## WHAT TO DO
Your task is to filter the entries and copy every line containing the string "Reichstag".

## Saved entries
[Start of section]
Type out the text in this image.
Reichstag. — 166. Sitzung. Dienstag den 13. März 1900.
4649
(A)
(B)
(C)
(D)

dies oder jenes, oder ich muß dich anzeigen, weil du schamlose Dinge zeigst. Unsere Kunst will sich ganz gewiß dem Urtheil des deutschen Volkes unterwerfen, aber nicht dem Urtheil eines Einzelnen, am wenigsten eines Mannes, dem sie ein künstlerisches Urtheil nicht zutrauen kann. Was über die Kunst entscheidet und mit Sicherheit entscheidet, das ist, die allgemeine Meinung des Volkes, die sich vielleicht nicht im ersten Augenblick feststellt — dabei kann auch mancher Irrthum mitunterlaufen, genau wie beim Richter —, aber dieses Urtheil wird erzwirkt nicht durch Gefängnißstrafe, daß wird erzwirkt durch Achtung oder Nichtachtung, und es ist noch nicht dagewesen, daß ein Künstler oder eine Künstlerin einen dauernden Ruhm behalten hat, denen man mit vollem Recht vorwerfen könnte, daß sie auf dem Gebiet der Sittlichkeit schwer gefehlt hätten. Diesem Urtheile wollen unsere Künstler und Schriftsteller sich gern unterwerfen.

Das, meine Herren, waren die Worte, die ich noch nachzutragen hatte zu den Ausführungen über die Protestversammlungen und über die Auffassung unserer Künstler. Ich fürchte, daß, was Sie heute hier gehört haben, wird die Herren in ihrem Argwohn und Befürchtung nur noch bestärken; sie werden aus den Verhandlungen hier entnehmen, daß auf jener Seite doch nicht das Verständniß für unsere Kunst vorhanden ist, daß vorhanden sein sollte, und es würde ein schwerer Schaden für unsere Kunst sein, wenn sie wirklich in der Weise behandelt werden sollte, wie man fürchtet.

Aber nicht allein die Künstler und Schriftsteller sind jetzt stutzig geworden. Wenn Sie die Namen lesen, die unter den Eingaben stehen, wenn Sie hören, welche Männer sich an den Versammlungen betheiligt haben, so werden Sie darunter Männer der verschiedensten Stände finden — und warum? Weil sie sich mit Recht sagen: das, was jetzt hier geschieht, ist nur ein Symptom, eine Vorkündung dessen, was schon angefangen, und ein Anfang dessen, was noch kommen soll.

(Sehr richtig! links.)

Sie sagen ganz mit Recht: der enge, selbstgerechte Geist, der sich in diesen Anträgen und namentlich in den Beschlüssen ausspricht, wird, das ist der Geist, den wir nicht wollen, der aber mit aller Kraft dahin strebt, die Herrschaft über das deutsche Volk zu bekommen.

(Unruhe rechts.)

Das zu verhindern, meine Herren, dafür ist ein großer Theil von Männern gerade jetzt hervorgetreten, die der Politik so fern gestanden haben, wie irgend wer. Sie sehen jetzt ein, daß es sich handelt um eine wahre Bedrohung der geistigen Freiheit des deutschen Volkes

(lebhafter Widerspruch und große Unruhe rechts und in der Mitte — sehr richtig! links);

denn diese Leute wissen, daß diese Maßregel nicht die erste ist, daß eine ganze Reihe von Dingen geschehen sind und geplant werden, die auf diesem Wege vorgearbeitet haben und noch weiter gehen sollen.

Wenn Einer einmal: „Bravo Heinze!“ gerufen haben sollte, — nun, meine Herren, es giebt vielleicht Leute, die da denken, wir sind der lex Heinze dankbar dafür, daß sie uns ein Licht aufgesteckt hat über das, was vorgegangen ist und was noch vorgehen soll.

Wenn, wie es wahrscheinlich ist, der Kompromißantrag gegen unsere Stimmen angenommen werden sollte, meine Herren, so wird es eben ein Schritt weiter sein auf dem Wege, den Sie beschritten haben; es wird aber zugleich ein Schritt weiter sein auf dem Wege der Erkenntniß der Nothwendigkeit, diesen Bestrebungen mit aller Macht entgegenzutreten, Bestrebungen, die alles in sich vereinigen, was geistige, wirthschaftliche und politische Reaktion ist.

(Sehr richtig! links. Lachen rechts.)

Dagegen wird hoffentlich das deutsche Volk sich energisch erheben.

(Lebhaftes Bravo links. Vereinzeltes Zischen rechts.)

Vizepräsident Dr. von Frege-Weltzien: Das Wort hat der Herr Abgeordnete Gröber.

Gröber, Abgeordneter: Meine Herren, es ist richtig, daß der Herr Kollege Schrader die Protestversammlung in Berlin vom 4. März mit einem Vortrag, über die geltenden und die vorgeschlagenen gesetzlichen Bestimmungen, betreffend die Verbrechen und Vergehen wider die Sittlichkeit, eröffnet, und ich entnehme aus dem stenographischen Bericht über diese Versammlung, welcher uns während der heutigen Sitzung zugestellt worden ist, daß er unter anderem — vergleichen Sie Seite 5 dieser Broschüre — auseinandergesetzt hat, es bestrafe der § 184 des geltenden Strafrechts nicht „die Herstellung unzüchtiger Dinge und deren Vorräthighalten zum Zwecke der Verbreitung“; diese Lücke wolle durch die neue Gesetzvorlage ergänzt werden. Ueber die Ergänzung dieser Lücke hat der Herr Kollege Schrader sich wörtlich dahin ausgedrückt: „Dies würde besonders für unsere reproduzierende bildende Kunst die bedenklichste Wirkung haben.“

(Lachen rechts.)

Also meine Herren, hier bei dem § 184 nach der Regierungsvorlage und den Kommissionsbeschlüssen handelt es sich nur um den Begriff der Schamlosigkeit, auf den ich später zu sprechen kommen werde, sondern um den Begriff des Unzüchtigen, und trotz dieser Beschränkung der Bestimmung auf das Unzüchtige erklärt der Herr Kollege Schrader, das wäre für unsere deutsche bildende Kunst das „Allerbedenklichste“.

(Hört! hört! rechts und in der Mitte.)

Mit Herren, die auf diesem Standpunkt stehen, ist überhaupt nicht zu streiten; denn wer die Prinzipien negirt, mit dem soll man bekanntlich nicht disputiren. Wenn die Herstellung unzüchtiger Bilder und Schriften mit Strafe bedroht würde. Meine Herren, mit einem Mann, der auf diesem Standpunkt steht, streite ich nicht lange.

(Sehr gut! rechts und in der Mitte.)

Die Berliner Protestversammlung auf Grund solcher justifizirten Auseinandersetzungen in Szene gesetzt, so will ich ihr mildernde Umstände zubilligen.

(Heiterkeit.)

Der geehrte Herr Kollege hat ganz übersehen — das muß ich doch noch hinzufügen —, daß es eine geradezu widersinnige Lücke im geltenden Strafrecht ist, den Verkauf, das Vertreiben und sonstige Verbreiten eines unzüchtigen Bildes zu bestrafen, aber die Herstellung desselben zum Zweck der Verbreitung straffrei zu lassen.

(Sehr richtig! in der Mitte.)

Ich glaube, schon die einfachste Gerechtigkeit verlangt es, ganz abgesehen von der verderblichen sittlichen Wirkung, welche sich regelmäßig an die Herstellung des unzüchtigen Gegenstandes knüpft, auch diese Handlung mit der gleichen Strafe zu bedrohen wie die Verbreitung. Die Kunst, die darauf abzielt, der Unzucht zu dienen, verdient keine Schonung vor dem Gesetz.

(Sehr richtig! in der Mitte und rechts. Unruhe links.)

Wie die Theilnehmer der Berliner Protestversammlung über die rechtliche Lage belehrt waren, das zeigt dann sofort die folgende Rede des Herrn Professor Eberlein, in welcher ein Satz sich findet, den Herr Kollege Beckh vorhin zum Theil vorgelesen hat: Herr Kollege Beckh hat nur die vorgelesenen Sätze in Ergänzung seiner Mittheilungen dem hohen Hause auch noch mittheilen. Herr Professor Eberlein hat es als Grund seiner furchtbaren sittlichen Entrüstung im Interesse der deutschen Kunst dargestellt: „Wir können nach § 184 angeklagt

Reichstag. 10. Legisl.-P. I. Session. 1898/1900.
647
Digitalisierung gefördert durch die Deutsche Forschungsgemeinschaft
[End of section]
## THE ANSWER
Reichstag. — 166. Sitzung. Dienstag den 13. März 1900.
Reichstag. 10. Legisl.-P. I. Session. 1898/1900.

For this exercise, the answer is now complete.